<<<<

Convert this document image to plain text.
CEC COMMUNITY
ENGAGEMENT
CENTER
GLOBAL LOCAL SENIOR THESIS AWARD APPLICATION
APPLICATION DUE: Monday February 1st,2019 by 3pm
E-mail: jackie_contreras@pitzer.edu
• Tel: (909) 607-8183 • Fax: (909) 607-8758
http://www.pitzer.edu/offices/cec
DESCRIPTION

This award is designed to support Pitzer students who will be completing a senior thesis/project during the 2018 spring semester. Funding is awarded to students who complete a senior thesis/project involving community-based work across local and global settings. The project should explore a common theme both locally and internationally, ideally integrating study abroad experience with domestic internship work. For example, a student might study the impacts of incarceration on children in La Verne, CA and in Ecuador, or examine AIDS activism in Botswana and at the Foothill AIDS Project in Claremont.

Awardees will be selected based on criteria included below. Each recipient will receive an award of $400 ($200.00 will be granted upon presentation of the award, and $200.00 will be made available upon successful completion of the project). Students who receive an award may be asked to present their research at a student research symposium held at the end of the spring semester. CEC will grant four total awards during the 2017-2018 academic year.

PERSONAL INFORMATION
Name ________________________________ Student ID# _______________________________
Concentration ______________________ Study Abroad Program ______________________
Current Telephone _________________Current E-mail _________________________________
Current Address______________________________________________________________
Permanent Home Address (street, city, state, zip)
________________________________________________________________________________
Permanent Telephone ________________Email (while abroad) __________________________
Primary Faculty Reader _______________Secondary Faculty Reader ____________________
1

>>>>

» **What you are asked to do**: Output the whole listing above again, word for word.

» **Output of the exercise**:
Convert this document image to plain text.
CEC COMMUNITY
ENGAGEMENT
CENTER
GLOBAL LOCAL SENIOR THESIS AWARD APPLICATION
APPLICATION DUE: Monday February 1st,2019 by 3pm
E-mail: jackie_contreras@pitzer.edu
• Tel: (909) 607-8183 • Fax: (909) 607-8758
http://www.pitzer.edu/offices/cec
DESCRIPTION

This award is designed to support Pitzer students who will be completing a senior thesis/project during the 2018 spring semester. Funding is awarded to students who complete a senior thesis/project involving community-based work across local and global settings. The project should explore a common theme both locally and internationally, ideally integrating study abroad experience with domestic internship work. For example, a student might study the impacts of incarceration on children in La Verne, CA and in Ecuador, or examine AIDS activism in Botswana and at the Foothill AIDS Project in Claremont.

Awardees will be selected based on criteria included below. Each recipient will receive an award of $400 ($200.00 will be granted upon presentation of the award, and $200.00 will be made available upon successful completion of the project). Students who receive an award may be asked to present their research at a student research symposium held at the end of the spring semester. CEC will grant four total awards during the 2017-2018 academic year.

PERSONAL INFORMATION
Name ________________________________ Student ID# _______________________________
Concentration ______________________ Study Abroad Program ______________________
Current Telephone _________________Current E-mail _________________________________
Current Address______________________________________________________________
Permanent Home Address (street, city, state, zip)
________________________________________________________________________________
Permanent Telephone ________________Email (while abroad) __________________________
Primary Faculty Reader _______________Secondary Faculty Reader ____________________
1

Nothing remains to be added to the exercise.